* Start INFORMATION PROVIDED *

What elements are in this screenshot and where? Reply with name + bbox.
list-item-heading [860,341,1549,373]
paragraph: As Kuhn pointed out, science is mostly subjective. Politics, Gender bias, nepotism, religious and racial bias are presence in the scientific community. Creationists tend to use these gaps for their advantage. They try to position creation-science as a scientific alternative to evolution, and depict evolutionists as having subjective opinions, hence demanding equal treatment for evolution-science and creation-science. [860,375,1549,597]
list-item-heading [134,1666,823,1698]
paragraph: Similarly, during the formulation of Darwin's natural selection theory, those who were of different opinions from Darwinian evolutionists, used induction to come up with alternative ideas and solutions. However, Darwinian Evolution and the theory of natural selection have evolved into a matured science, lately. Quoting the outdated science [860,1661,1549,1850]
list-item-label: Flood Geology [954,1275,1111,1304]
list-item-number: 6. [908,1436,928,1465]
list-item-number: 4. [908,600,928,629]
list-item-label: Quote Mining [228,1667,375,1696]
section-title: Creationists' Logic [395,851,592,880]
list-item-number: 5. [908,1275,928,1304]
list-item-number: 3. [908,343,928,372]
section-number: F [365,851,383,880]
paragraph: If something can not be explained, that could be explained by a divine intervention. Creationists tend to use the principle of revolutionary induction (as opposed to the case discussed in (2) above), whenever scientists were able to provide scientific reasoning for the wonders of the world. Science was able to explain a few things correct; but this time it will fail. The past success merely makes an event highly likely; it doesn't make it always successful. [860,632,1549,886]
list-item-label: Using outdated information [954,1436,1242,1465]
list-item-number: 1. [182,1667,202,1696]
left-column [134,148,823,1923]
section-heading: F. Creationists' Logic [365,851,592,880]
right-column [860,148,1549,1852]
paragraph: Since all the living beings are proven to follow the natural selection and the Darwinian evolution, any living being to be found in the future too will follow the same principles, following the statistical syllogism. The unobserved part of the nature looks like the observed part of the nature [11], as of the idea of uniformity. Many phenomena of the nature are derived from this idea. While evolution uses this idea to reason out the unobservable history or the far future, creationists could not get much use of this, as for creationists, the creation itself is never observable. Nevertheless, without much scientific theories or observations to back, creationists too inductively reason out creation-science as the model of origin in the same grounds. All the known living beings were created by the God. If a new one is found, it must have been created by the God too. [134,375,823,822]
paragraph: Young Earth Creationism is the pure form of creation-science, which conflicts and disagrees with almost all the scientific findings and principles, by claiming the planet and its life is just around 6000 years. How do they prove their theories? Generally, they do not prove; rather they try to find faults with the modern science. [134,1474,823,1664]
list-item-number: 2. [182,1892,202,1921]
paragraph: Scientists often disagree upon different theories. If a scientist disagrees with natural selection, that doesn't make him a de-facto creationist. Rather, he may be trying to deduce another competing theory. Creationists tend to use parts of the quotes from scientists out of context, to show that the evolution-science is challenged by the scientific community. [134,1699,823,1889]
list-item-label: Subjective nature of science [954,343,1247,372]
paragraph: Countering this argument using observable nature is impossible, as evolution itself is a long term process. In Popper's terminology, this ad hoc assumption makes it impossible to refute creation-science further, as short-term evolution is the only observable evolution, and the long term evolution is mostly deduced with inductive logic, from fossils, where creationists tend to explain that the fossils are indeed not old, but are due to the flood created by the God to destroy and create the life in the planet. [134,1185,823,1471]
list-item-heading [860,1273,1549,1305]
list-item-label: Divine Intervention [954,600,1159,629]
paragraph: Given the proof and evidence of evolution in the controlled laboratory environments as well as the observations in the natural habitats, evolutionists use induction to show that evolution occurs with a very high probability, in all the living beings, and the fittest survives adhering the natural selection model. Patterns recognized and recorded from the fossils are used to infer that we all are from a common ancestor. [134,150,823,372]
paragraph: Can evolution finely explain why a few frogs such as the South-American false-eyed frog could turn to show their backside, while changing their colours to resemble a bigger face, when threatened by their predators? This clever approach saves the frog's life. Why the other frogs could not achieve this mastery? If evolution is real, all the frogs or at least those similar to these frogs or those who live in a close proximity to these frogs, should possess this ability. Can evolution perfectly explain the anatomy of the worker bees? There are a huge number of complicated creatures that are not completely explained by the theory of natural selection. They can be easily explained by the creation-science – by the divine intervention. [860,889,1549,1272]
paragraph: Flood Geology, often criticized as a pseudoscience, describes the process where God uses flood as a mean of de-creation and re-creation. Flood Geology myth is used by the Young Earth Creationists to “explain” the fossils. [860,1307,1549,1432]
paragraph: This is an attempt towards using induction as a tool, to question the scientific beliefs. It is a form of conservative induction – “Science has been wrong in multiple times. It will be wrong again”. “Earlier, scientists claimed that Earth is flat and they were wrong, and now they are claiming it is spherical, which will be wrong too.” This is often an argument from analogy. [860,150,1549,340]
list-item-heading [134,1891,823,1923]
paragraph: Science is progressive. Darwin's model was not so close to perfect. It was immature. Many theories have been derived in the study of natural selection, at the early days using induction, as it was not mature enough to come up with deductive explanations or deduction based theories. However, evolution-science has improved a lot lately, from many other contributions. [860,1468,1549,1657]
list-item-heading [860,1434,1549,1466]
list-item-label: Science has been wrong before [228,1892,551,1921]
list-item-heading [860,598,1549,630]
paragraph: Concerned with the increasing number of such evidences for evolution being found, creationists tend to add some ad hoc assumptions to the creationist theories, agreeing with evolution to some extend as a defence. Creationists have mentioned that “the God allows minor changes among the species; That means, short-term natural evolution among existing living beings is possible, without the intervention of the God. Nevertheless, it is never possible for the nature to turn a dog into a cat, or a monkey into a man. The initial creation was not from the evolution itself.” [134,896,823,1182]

* End INFORMATION PROVIDED *

WHAT IS EXPECTED | Show every line of the entries above that contains the word "column", copying each line in full.

SOLUTION FOR THIS PROBLEM |
left-column [134,148,823,1923]
right-column [860,148,1549,1852]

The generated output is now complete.